▸ What is asked:
Below are the records. List every line holding the word "title".

---------- Data to process ----------

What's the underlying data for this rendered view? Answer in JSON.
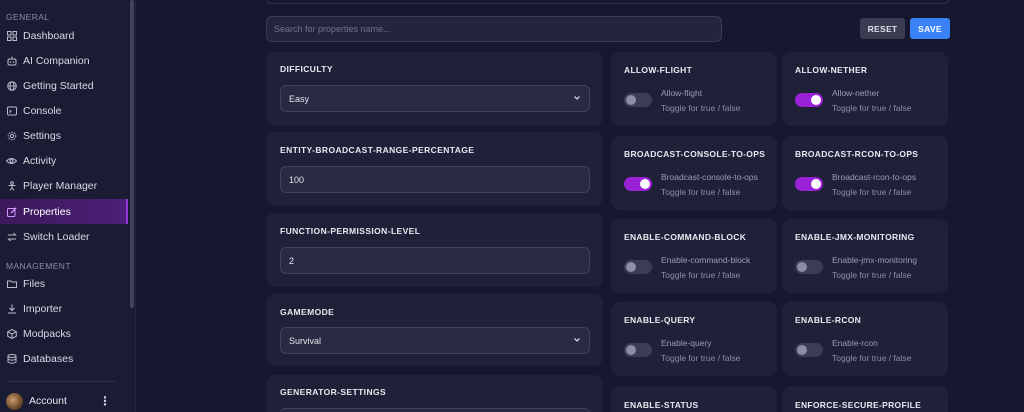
{
  "sidebar": {
    "general_label": "GENERAL",
    "management_label": "MANAGEMENT",
    "items": [
      {
        "label": "Dashboard",
        "icon": "grid-icon"
      },
      {
        "label": "AI Companion",
        "icon": "robot-icon"
      },
      {
        "label": "Getting Started",
        "icon": "globe-icon"
      },
      {
        "label": "Console",
        "icon": "terminal-icon"
      },
      {
        "label": "Settings",
        "icon": "gear-icon"
      },
      {
        "label": "Activity",
        "icon": "eye-icon"
      },
      {
        "label": "Player Manager",
        "icon": "person-icon"
      },
      {
        "label": "Properties",
        "icon": "edit-icon",
        "active": true
      },
      {
        "label": "Switch Loader",
        "icon": "swap-icon"
      }
    ],
    "management_items": [
      {
        "label": "Files",
        "icon": "folder-icon"
      },
      {
        "label": "Importer",
        "icon": "download-icon"
      },
      {
        "label": "Modpacks",
        "icon": "package-icon"
      },
      {
        "label": "Databases",
        "icon": "database-icon"
      }
    ],
    "account_label": "Account"
  },
  "toolbar": {
    "search_placeholder": "Search for properties name...",
    "reset_label": "RESET",
    "save_label": "SAVE"
  },
  "colors": {
    "accent": "#9a22d6",
    "save": "#3b82f6",
    "background": "#161830",
    "card": "#1f2139"
  },
  "fields": [
    {
      "name": "DIFFICULTY",
      "value": "Easy",
      "type": "select"
    },
    {
      "name": "ENTITY-BROADCAST-RANGE-PERCENTAGE",
      "value": "100",
      "type": "input"
    },
    {
      "name": "FUNCTION-PERMISSION-LEVEL",
      "value": "2",
      "type": "input"
    },
    {
      "name": "GAMEMODE",
      "value": "Survival",
      "type": "select"
    },
    {
      "name": "GENERATOR-SETTINGS"
    }
  ],
  "toggles": [
    {
      "title": "ALLOW-FLIGHT",
      "label": "Allow-flight",
      "hint": "Toggle for true / false",
      "on": false
    },
    {
      "title": "ALLOW-NETHER",
      "label": "Allow-nether",
      "hint": "Toggle for true / false",
      "on": true
    },
    {
      "title": "BROADCAST-CONSOLE-TO-OPS",
      "label": "Broadcast-console-to-ops",
      "hint": "Toggle for true / false",
      "on": true
    },
    {
      "title": "BROADCAST-RCON-TO-OPS",
      "label": "Broadcast-rcon-to-ops",
      "hint": "Toggle for true / false",
      "on": true
    },
    {
      "title": "ENABLE-COMMAND-BLOCK",
      "label": "Enable-command-block",
      "hint": "Toggle for true / false",
      "on": false
    },
    {
      "title": "ENABLE-JMX-MONITORING",
      "label": "Enable-jmx-monitoring",
      "hint": "Toggle for true / false",
      "on": false
    },
    {
      "title": "ENABLE-QUERY",
      "label": "Enable-query",
      "hint": "Toggle for true / false",
      "on": false
    },
    {
      "title": "ENABLE-RCON",
      "label": "Enable-rcon",
      "hint": "Toggle for true / false",
      "on": false
    },
    {
      "title": "ENABLE-STATUS"
    },
    {
      "title": "ENFORCE-SECURE-PROFILE"
    }
  ]
}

----------

▸ Written response:
      "title": "ALLOW-FLIGHT",
      "title": "ALLOW-NETHER",
      "title": "BROADCAST-CONSOLE-TO-OPS",
      "title": "BROADCAST-RCON-TO-OPS",
      "title": "ENABLE-COMMAND-BLOCK",
      "title": "ENABLE-JMX-MONITORING",
      "title": "ENABLE-QUERY",
      "title": "ENABLE-RCON",
      "title": "ENABLE-STATUS"
      "title": "ENFORCE-SECURE-PROFILE"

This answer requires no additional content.